代码的第7,8行分别计算根据比赛时间的投篮次数和命中次数的直方图。并根据这两个数据计算命中率并绘图。

然后探索位置对科比投篮的影响。
首先建立一个高斯混合模型（GMM）来总结科比的投篮区域分布。将投篮区域分为13个区域。

#%% cluster the shot attempts of kobe using GMM on their location
numGaussians = 13
gaussianMixtureModel = mixture.GaussianMixture(n_components=numGaussians,covariance_type='full',
                                               init_params='kmeans', n_init=50,verbose=0, random_state=5)
gaussianMixtureModel.fit(data.loc[:,['loc_x','loc_y']])
# add the GMM cluster as a field in the dataset
data['shotLocationCluster'] = gaussianMixtureModel.predict(data.loc[:,['loc_x','loc_y']])

然后定义两个函数，一个用来绘制篮球场，一个用来绘制高斯数据。

#%% cluster the shot attempts of kobe using GMM on their location
numGaussians = 13
gaussianMixtureModel = mixture.GaussianMixture(n_components=numGaussians, covariance_type='full',
                                               init_params='kmeans', n_init=50,
                                               verbose=0, random_state=5)
gaussianMixtureModel.fit(data.loc[:,['loc_x','loc_y']])
# add the GMM cluster as a field in the dataset
data['shotLocationCluster'] = gaussianMixtureModel.predict(data.loc[:,['loc_x','loc_y']])
# %% define draw functions (stealing shamelessly the draw_court() function from MichaelKrueger's excelent script)
def draw_court(ax=None, color='black', lw=2, outer_lines=False):
    # If an axes object isn't provided to plot onto, just get current one
    if ax is None:
        ax = plt.gca()

练习任务 A: 请把科比投篮分析节选中介于“首先建立一个高斯混合模型（G”和“然后定义两个函数，一个用来绘制篮球场，一个用来绘制高斯数据。”之间的部分（首尾都包括在内）重新写出，并将其中的“篮球场”改为“球场”。

数据集条目:
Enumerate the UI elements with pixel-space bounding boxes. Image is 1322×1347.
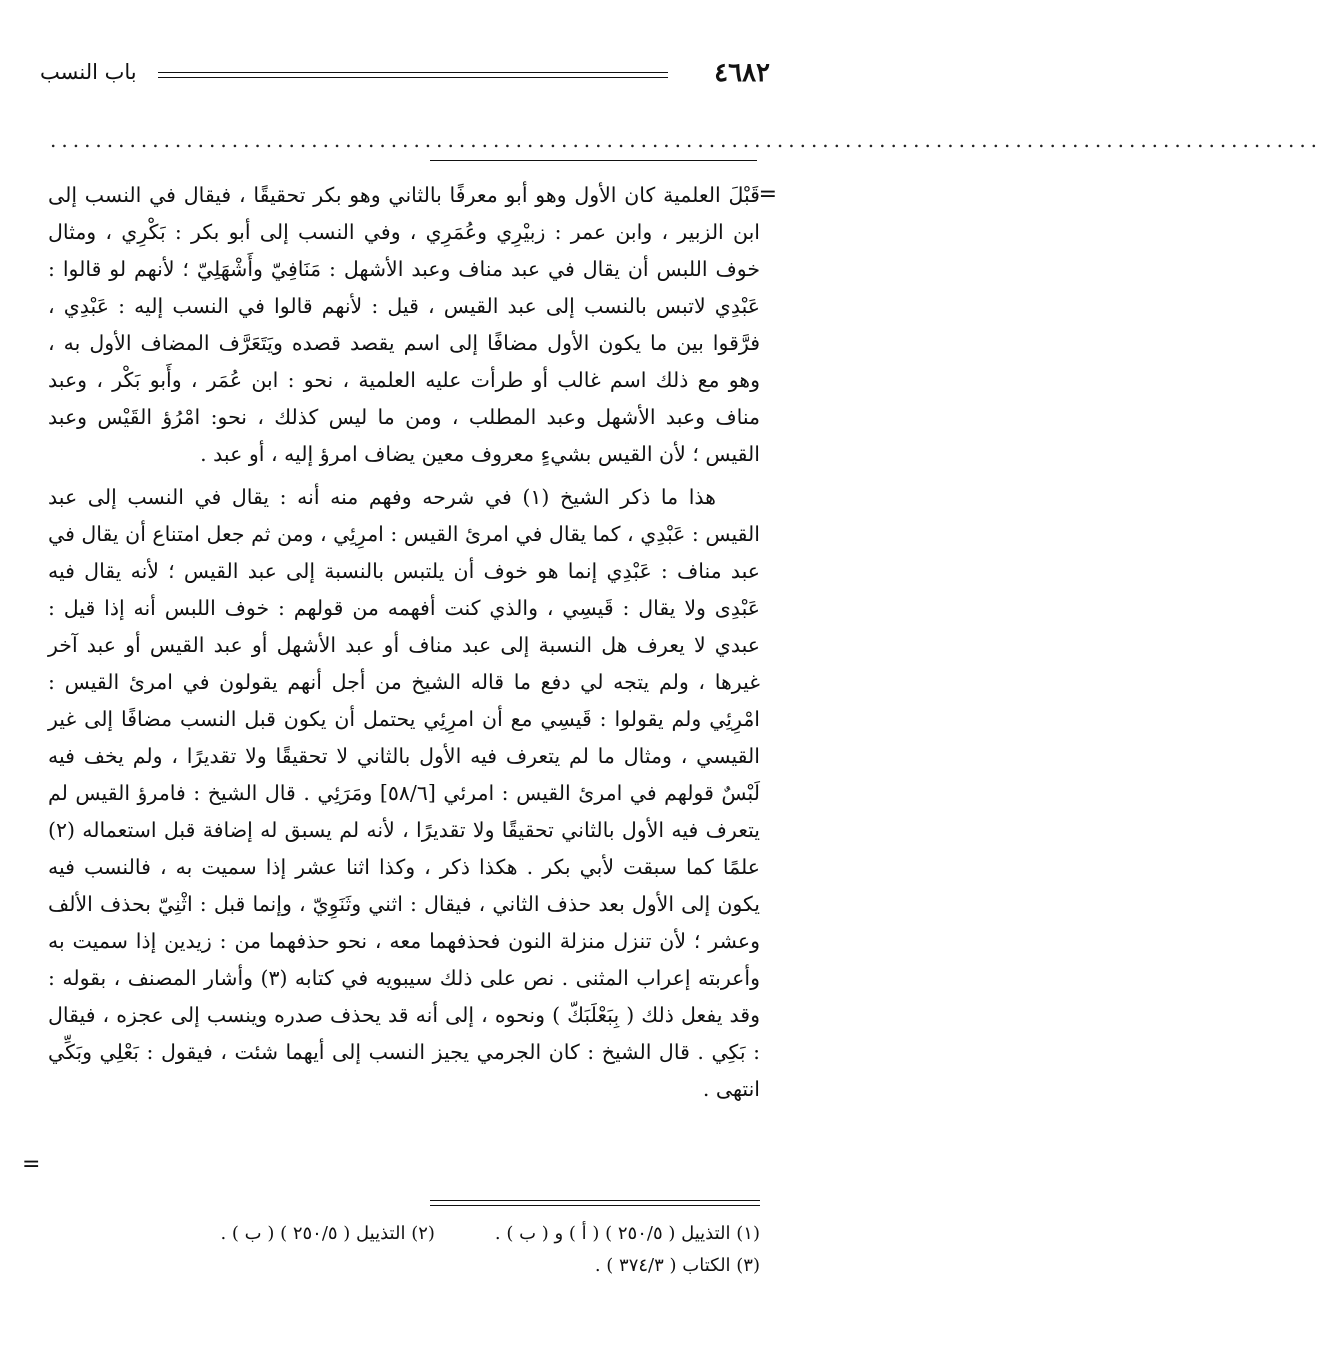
paragraph: هذا ما ذكر الشيخ (١) في شرحه وفهم منه أنه : يقال في النسب إلى عبد القيس : عَبْدِي ، كما يقال في امرئ القيس : امرِئِي ، ومن ثم جعل امتناع أن يقال في عبد مناف : عَبْدِي إنما هو خوف أن يلتبس بالنسبة إلى عبد القيس ؛ لأنه يقال فيه عَبْدِى ولا يقال : قَيسِي ، والذي كنت أفهمه من قولهم : خوف اللبس أنه إذا قيل : عبدي لا يعرف هل النسبة إلى عبد مناف أو عبد الأشهل أو عبد القيس أو عبد آخر غيرها ، ولم يتجه لي دفع ما قاله الشيخ من أجل أنهم يقولون في امرئ القيس : امْرِئِي ولم يقولوا : قَيسِي مع أن امرِئِي يحتمل أن يكون قبل النسب مضافًا إلى غير القيسي ، ومثال ما لم يتعرف فيه الأول بالثاني لا تحقيقًا ولا تقديرًا ، ولم يخف فيه لَبْسٌ قولهم في امرئ القيس : امرئي [٥٨/٦] ومَرَئِي . قال الشيخ : فامرؤ القيس لم يتعرف فيه الأول بالثاني تحقيقًا ولا تقديرًا ، لأنه لم يسبق له إضافة قبل استعماله (٢) علمًا كما سبقت لأبي بكر . هكذا ذكر ، وكذا اثنا عشر إذا سميت به ، فالنسب فيه يكون إلى الأول بعد حذف الثاني ، فيقال : اثني وثَنَوِيّ ، وإنما قبل : اثْنِيّ بحذف الألف وعشر ؛ لأن تنزل منزلة النون فحذفهما معه ، نحو حذفهما من : زيدين إذا سميت به وأعربته إعراب المثنى . نص على ذلك سيبويه في كتابه (٣) وأشار المصنف ، بقوله : وقد يفعل ذلك ( بِبَعْلَبَكّ ) ونحوه ، إلى أنه قد يحذف صدره وينسب إلى عجزه ، فيقال : بَكِي . قال الشيخ : كان الجرمي يجيز النسب إلى أيهما شئت ، فيقول : بَعْلِي وبَكِّي انتهى . <box>48 485 760 1101</box>
paragraph-continued: قَبْلَ العلمية كان الأول وهو أبو معرفًا بالثاني وهو بكر تحقيقًا ، فيقال في النسب إلى ابن الزبير ، وابن عمر : زبيْرِي وعُمَرِي ، وفي النسب إلى أبو بكر : بَكْرِي ، ومثال خوف اللبس أن يقال في عبد مناف وعبد الأشهل : مَنَافِيّ وأَشْهَلِيّ ؛ لأنهم لو قالوا : عَبْدِي لاتبس بالنسب إلى عبد القيس ، قيل : لأنهم قالوا في النسب إليه : عَبْدِي ، فرَّقوا بين ما يكون الأول مضافًا إلى اسم يقصد قصده ويَتَعَرَّف المضاف الأول به ، وهو مع ذلك اسم غالب أو طرأت عليه العلمية ، نحو : ابن عُمَر ، وأَبو بَكْر ، وعبد مناف وعبد الأشهل وعبد المطلب ، ومن ما ليس كذلك ، نحو: امْرُؤ القَيْس وعبد القيس ؛ لأن القيس بشيءٍ معروف معين يضاف امرؤ إليه ، أو عبد . <box>48 183 760 466</box>
page-number: ٤٦٨٢ <box>714 58 770 88</box>
page-header <box>40 58 770 94</box>
footnote-row <box>110 1218 760 1250</box>
header-rule <box>158 72 668 73</box>
header-rule-double <box>158 77 668 78</box>
footnote-continuation-rule <box>430 160 757 161</box>
footnote-rule <box>430 1200 760 1201</box>
dotted-separator: ................................................................................................................ <box>50 128 1322 152</box>
main-text <box>48 177 760 1108</box>
footnote-1: (١) التذييل ( ٢٥٠/٥ ) ( أ ) و ( ب ) . <box>494 1223 760 1244</box>
chapter-title: باب النسب <box>40 60 137 84</box>
footnote-3: (٣) الكتاب ( ٣٧٤/٣ ) . <box>594 1255 760 1276</box>
continuation-mark-start: = <box>758 182 777 207</box>
footnote-2: (٢) التذييل ( ٢٥٠/٥ ) ( ب ) . <box>220 1223 435 1244</box>
footnotes <box>110 1218 760 1282</box>
continuation-mark-end: = <box>22 1152 41 1177</box>
footnote-rule-double <box>430 1205 760 1206</box>
footnote-row <box>110 1250 760 1282</box>
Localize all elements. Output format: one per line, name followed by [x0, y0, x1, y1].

练习任务 B: 请把记录中介于含有“paragraph: هذا ما”的那一行和含有“header-rule-double <box>158 77 668 78</box>”的那一行之间的各行（首尾两行都包括在内）原样重写一遍。

任务答案 A:
首先建立一个高斯混合模型（GMM）来总结科比的投篮区域分布。将投篮区域分为13个区域。

#%% cluster the shot attempts of kobe using GMM on their location
numGaussians = 13
gaussianMixtureModel = mixture.GaussianMixture(n_components=numGaussians,covariance_type='full',
                                               init_params='kmeans', n_init=50,verbose=0, random_state=5)
gaussianMixtureModel.fit(data.loc[:,['loc_x','loc_y']])
# add the GMM cluster as a field in the dataset
data['shotLocationCluster'] = gaussianMixtureModel.predict(data.loc[:,['loc_x','loc_y']])

然后定义两个函数，一个用来绘制球场，一个用来绘制高斯数据。

任务答案 B:
paragraph: هذا ما ذكر الشيخ (١) في شرحه وفهم منه أنه : يقال في النسب إلى عبد القيس : عَبْدِي ، كما يقال في امرئ القيس : امرِئِي ، ومن ثم جعل امتناع أن يقال في عبد مناف : عَبْدِي إنما هو خوف أن يلتبس بالنسبة إلى عبد القيس ؛ لأنه يقال فيه عَبْدِى ولا يقال : قَيسِي ، والذي كنت أفهمه من قولهم : خوف اللبس أنه إذا قيل : عبدي لا يعرف هل النسبة إلى عبد مناف أو عبد الأشهل أو عبد القيس أو عبد آخر غيرها ، ولم يتجه لي دفع ما قاله الشيخ من أجل أنهم يقولون في امرئ القيس : امْرِئِي ولم يقولوا : قَيسِي مع أن امرِئِي يحتمل أن يكون قبل النسب مضافًا إلى غير القيسي ، ومثال ما لم يتعرف فيه الأول بالثاني لا تحقيقًا ولا تقديرًا ، ولم يخف فيه لَبْسٌ قولهم في امرئ القيس : امرئي [٥٨/٦] ومَرَئِي . قال الشيخ : فامرؤ القيس لم يتعرف فيه الأول بالثاني تحقيقًا ولا تقديرًا ، لأنه لم يسبق له إضافة قبل استعماله (٢) علمًا كما سبقت لأبي بكر . هكذا ذكر ، وكذا اثنا عشر إذا سميت به ، فالنسب فيه يكون إلى الأول بعد حذف الثاني ، فيقال : اثني وثَنَوِيّ ، وإنما قبل : اثْنِيّ بحذف الألف وعشر ؛ لأن تنزل منزلة النون فحذفهما معه ، نحو حذفهما من : زيدين إذا سميت به وأعربته إعراب المثنى . نص على ذلك سيبويه في كتابه (٣) وأشار المصنف ، بقوله : وقد يفعل ذلك ( بِبَعْلَبَكّ ) ونحوه ، إلى أنه قد يحذف صدره وينسب إلى عجزه ، فيقال : بَكِي . قال الشيخ : كان الجرمي يجيز النسب إلى أيهما شئت ، فيقول : بَعْلِي وبَكِّي انتهى . <box>48 485 760 1101</box>
paragraph-continued: قَبْلَ العلمية كان الأول وهو أبو معرفًا بالثاني وهو بكر تحقيقًا ، فيقال في النسب إلى ابن الزبير ، وابن عمر : زبيْرِي وعُمَرِي ، وفي النسب إلى أبو بكر : بَكْرِي ، ومثال خوف اللبس أن يقال في عبد مناف وعبد الأشهل : مَنَافِيّ وأَشْهَلِيّ ؛ لأنهم لو قالوا : عَبْدِي لاتبس بالنسب إلى عبد القيس ، قيل : لأنهم قالوا في النسب إليه : عَبْدِي ، فرَّقوا بين ما يكون الأول مضافًا إلى اسم يقصد قصده ويَتَعَرَّف المضاف الأول به ، وهو مع ذلك اسم غالب أو طرأت عليه العلمية ، نحو : ابن عُمَر ، وأَبو بَكْر ، وعبد مناف وعبد الأشهل وعبد المطلب ، ومن ما ليس كذلك ، نحو: امْرُؤ القَيْس وعبد القيس ؛ لأن القيس بشيءٍ معروف معين يضاف امرؤ إليه ، أو عبد . <box>48 183 760 466</box>
page-number: ٤٦٨٢ <box>714 58 770 88</box>
page-header <box>40 58 770 94</box>
footnote-row <box>110 1218 760 1250</box>
header-rule <box>158 72 668 73</box>
header-rule-double <box>158 77 668 78</box>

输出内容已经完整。